(Material):
——————
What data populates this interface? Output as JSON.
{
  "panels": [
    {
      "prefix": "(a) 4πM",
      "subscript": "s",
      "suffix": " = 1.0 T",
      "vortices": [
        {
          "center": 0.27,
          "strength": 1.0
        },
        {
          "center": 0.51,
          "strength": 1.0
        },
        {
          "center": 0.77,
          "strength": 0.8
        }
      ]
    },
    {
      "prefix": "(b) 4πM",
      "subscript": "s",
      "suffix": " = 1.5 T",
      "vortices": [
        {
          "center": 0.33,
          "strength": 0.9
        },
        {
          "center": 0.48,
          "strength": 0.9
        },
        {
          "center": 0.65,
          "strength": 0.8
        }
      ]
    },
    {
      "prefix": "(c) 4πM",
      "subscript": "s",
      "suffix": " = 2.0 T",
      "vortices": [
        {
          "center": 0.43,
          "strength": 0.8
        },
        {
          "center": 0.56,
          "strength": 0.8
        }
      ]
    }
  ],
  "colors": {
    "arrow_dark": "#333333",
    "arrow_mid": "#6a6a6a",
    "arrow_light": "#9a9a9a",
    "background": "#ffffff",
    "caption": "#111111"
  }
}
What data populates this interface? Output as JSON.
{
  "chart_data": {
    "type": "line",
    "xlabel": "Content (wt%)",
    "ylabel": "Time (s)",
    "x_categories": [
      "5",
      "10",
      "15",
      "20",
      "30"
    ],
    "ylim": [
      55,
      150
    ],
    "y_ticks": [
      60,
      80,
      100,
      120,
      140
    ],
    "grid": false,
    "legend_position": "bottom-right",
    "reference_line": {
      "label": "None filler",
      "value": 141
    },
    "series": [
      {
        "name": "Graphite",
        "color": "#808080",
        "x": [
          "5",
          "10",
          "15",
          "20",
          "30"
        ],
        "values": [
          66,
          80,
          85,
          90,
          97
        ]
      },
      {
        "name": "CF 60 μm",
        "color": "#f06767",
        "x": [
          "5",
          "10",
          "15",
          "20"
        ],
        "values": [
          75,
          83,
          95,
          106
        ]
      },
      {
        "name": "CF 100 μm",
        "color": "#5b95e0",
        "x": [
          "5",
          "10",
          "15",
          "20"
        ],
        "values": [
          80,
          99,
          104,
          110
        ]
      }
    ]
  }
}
——————
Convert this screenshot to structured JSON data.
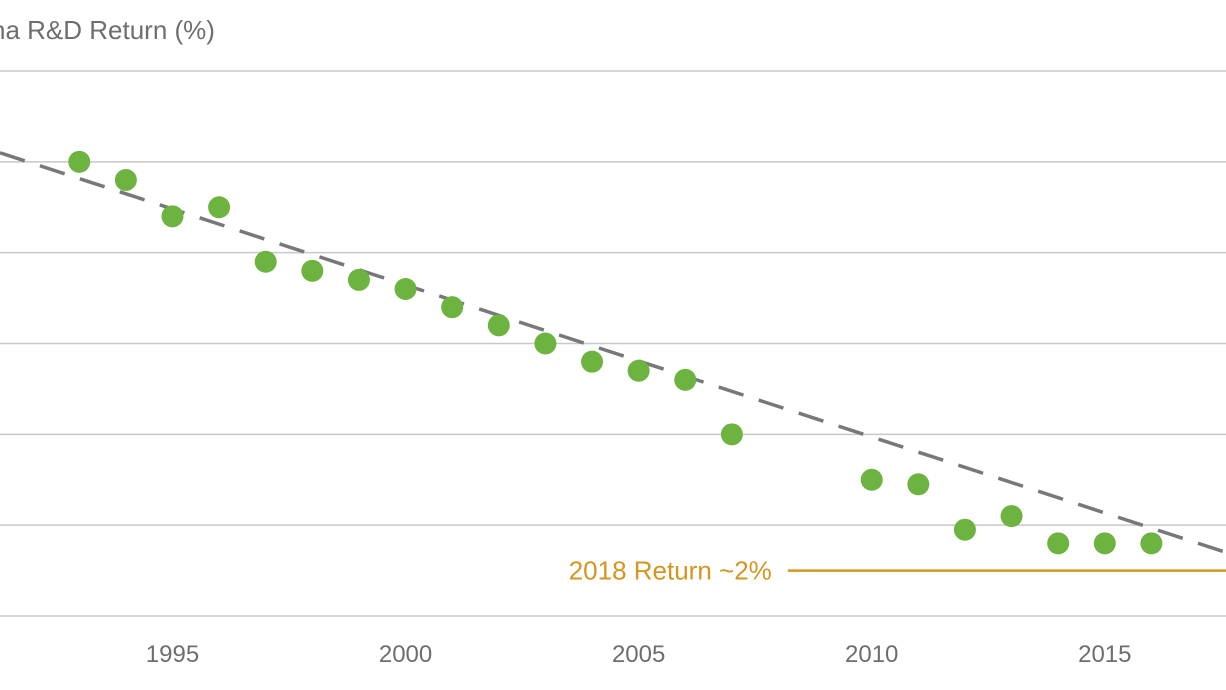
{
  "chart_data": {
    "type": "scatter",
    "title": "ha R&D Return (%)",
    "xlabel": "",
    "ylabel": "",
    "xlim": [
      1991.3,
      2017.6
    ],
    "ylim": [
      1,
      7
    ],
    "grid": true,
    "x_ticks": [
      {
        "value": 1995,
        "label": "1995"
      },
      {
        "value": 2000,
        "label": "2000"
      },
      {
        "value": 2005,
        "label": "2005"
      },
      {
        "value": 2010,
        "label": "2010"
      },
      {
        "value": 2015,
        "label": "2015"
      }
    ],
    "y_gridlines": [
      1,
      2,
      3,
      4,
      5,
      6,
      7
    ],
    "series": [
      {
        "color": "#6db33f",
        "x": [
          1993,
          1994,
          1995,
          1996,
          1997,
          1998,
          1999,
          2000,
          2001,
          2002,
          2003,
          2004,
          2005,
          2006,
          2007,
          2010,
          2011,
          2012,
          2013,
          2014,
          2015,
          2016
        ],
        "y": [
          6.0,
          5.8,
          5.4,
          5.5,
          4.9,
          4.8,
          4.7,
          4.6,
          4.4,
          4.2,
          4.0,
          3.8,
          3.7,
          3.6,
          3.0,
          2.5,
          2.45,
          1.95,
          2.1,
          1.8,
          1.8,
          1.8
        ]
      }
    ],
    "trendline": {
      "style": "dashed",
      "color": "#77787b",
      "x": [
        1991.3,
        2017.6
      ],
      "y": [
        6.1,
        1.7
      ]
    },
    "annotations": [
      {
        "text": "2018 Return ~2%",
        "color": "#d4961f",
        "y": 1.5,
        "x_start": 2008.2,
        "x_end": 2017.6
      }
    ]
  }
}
——————
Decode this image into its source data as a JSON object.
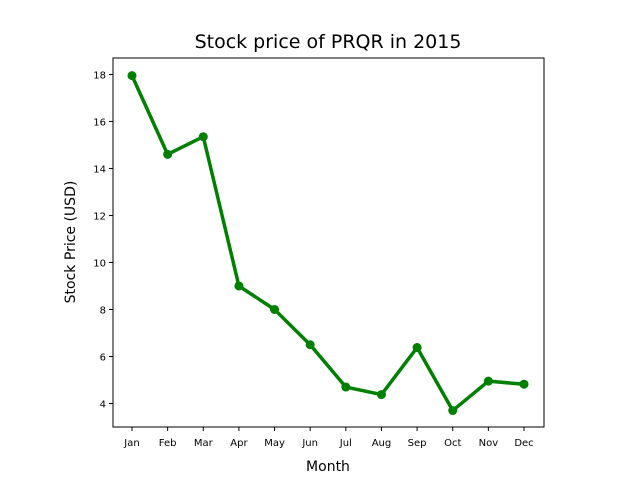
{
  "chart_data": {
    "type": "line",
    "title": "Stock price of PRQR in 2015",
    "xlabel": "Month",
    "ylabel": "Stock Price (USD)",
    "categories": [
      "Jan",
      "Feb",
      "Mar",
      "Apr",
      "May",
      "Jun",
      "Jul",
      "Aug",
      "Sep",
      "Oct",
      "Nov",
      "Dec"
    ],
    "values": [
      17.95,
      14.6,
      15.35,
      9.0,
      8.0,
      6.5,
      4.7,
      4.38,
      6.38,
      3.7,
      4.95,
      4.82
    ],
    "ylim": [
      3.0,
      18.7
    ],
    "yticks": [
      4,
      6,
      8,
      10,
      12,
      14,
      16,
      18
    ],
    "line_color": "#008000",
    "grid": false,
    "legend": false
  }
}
——————
Above are the records. Identify each line that contains the word "Return".

(Task output):
    "title": "ha R&D Return (%)",
        "text": "2018 Return ~2%",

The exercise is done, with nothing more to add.